- Do this -
Your task is to output the listing word for word, with pictures excluded.

- Recorded data -
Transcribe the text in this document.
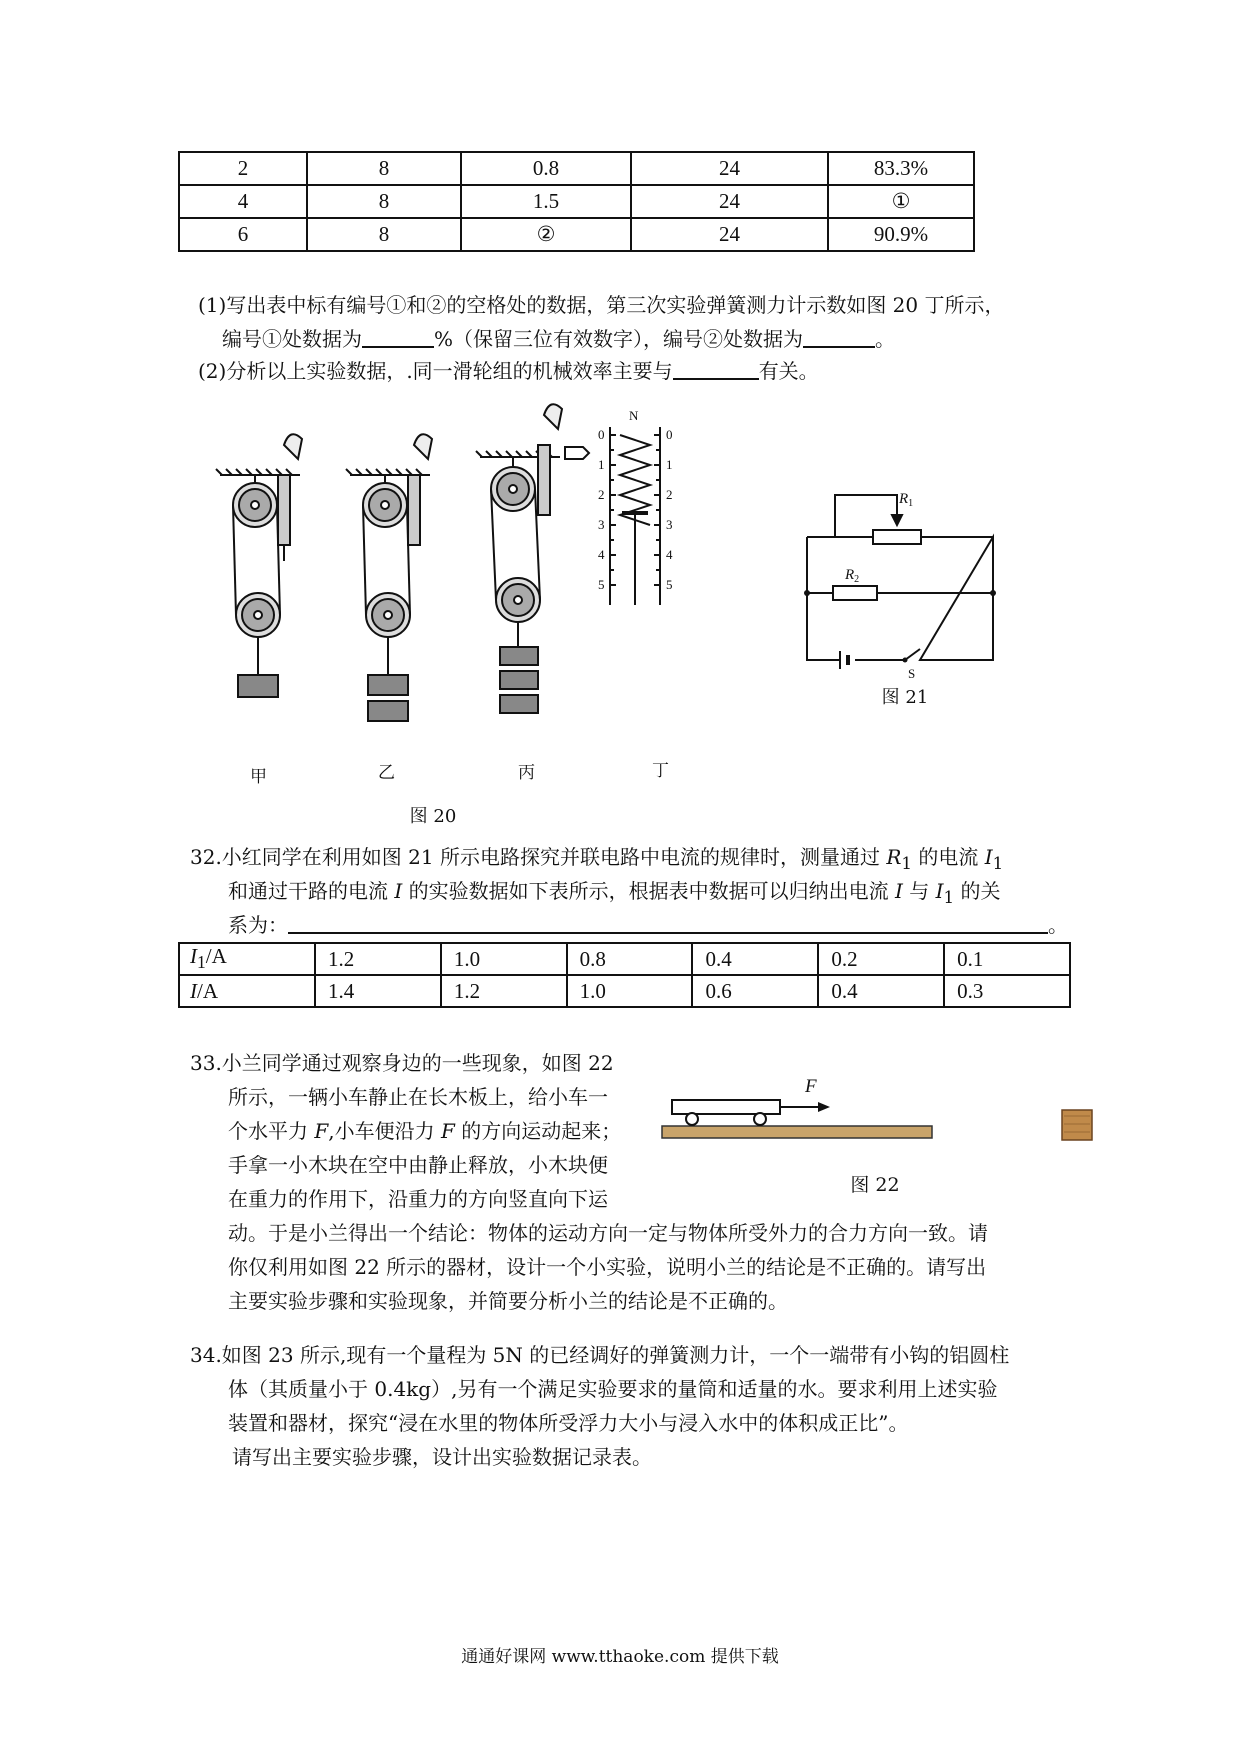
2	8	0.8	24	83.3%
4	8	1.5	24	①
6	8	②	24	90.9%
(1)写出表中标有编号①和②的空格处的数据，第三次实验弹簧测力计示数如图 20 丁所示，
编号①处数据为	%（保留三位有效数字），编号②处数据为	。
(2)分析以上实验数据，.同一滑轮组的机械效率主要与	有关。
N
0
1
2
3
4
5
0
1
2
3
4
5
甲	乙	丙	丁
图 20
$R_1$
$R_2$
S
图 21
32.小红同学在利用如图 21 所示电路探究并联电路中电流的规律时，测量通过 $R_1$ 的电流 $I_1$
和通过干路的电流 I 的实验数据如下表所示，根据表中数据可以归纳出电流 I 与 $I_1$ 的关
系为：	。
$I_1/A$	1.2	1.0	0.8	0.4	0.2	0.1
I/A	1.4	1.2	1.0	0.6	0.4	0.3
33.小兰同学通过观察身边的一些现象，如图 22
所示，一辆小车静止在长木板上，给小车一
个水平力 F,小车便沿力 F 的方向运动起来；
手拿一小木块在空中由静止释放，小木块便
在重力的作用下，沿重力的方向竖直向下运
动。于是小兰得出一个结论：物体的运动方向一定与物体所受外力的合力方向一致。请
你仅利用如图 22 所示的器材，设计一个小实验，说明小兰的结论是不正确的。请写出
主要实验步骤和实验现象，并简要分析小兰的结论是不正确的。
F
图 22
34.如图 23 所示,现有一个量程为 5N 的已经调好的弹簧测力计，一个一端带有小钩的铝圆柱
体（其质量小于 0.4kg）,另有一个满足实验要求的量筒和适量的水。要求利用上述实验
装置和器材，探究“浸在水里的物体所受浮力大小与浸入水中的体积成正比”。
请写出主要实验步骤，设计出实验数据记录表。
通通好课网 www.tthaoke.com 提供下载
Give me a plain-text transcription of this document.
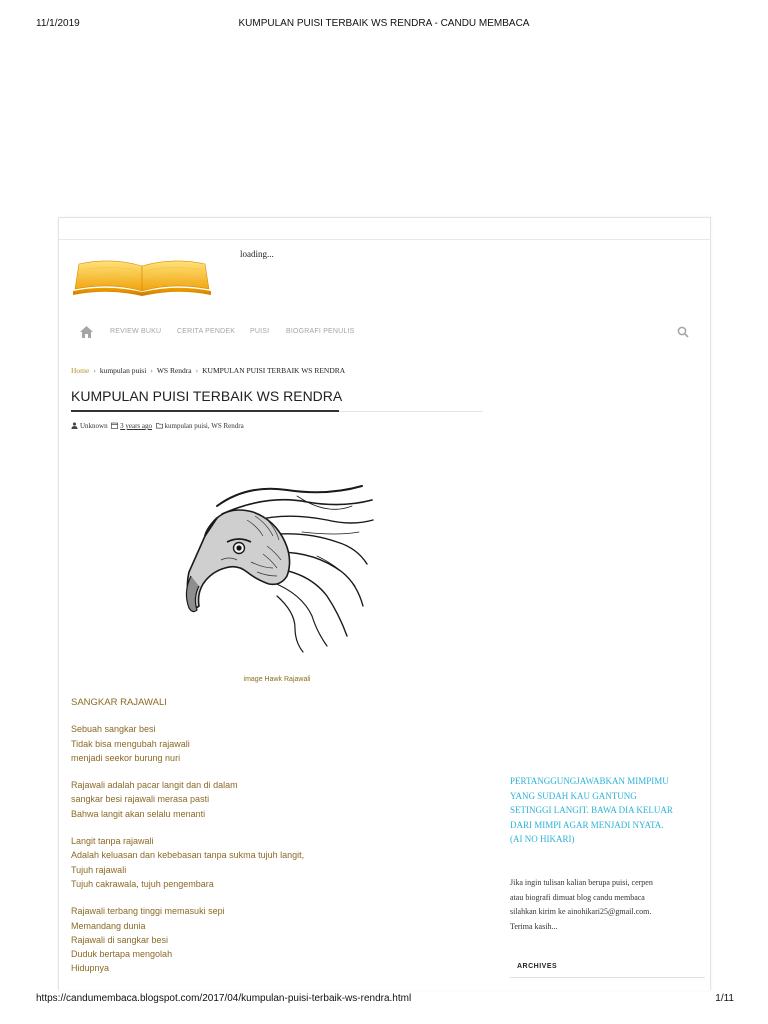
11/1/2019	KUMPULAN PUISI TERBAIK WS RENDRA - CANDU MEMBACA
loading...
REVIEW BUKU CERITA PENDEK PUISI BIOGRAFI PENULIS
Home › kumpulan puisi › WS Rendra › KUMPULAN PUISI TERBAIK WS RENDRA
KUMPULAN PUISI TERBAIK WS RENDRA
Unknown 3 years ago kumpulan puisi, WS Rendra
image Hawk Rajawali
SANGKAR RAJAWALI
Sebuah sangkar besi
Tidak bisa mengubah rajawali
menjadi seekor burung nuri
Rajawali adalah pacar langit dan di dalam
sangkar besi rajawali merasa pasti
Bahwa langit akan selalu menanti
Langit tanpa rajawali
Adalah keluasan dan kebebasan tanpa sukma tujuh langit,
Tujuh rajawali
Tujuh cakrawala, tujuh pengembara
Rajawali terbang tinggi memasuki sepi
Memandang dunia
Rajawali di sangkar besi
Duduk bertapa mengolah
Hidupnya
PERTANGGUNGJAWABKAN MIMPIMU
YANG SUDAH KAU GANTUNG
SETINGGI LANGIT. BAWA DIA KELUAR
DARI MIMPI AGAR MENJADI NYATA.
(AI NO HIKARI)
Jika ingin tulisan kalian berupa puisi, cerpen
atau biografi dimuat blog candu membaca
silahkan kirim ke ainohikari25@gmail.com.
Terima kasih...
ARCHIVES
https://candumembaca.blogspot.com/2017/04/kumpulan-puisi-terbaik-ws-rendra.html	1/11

- Solution below -
Transcribe the text in this document.
2	8	0.8	24	83.3%
4	8	1.5	24	①
6	8	②	24	90.9%
(1)写出表中标有编号①和②的空格处的数据，第三次实验弹簧测力计示数如图 20 丁所示，
编号①处数据为	%（保留三位有效数字），编号②处数据为	。
(2)分析以上实验数据，.同一滑轮组的机械效率主要与	有关。
N
0
1
2
3
4
5
0
1
2
3
4
5
甲	乙	丙	丁
图 20
$R_1$
$R_2$
S
图 21
32.小红同学在利用如图 21 所示电路探究并联电路中电流的规律时，测量通过 $R_1$ 的电流 $I_1$
和通过干路的电流 I 的实验数据如下表所示，根据表中数据可以归纳出电流 I 与 $I_1$ 的关
系为：	。
$I_1/A$	1.2	1.0	0.8	0.4	0.2	0.1
I/A	1.4	1.2	1.0	0.6	0.4	0.3
33.小兰同学通过观察身边的一些现象，如图 22
所示，一辆小车静止在长木板上，给小车一
个水平力 F,小车便沿力 F 的方向运动起来；
手拿一小木块在空中由静止释放，小木块便
在重力的作用下，沿重力的方向竖直向下运
动。于是小兰得出一个结论：物体的运动方向一定与物体所受外力的合力方向一致。请
你仅利用如图 22 所示的器材，设计一个小实验，说明小兰的结论是不正确的。请写出
主要实验步骤和实验现象，并简要分析小兰的结论是不正确的。
F
图 22
34.如图 23 所示,现有一个量程为 5N 的已经调好的弹簧测力计，一个一端带有小钩的铝圆柱
体（其质量小于 0.4kg）,另有一个满足实验要求的量筒和适量的水。要求利用上述实验
装置和器材，探究“浸在水里的物体所受浮力大小与浸入水中的体积成正比”。
请写出主要实验步骤，设计出实验数据记录表。
通通好课网 www.tthaoke.com 提供下载
Give me a plain-text transcription of this document.
11/1/2019	KUMPULAN PUISI TERBAIK WS RENDRA - CANDU MEMBACA
loading...
REVIEW BUKU CERITA PENDEK PUISI BIOGRAFI PENULIS
Home › kumpulan puisi › WS Rendra › KUMPULAN PUISI TERBAIK WS RENDRA
KUMPULAN PUISI TERBAIK WS RENDRA
Unknown 3 years ago kumpulan puisi, WS Rendra
image Hawk Rajawali
SANGKAR RAJAWALI
Sebuah sangkar besi
Tidak bisa mengubah rajawali
menjadi seekor burung nuri
Rajawali adalah pacar langit dan di dalam
sangkar besi rajawali merasa pasti
Bahwa langit akan selalu menanti
Langit tanpa rajawali
Adalah keluasan dan kebebasan tanpa sukma tujuh langit,
Tujuh rajawali
Tujuh cakrawala, tujuh pengembara
Rajawali terbang tinggi memasuki sepi
Memandang dunia
Rajawali di sangkar besi
Duduk bertapa mengolah
Hidupnya
PERTANGGUNGJAWABKAN MIMPIMU
YANG SUDAH KAU GANTUNG
SETINGGI LANGIT. BAWA DIA KELUAR
DARI MIMPI AGAR MENJADI NYATA.
(AI NO HIKARI)
Jika ingin tulisan kalian berupa puisi, cerpen
atau biografi dimuat blog candu membaca
silahkan kirim ke ainohikari25@gmail.com.
Terima kasih...
ARCHIVES
https://candumembaca.blogspot.com/2017/04/kumpulan-puisi-terbaik-ws-rendra.html	1/11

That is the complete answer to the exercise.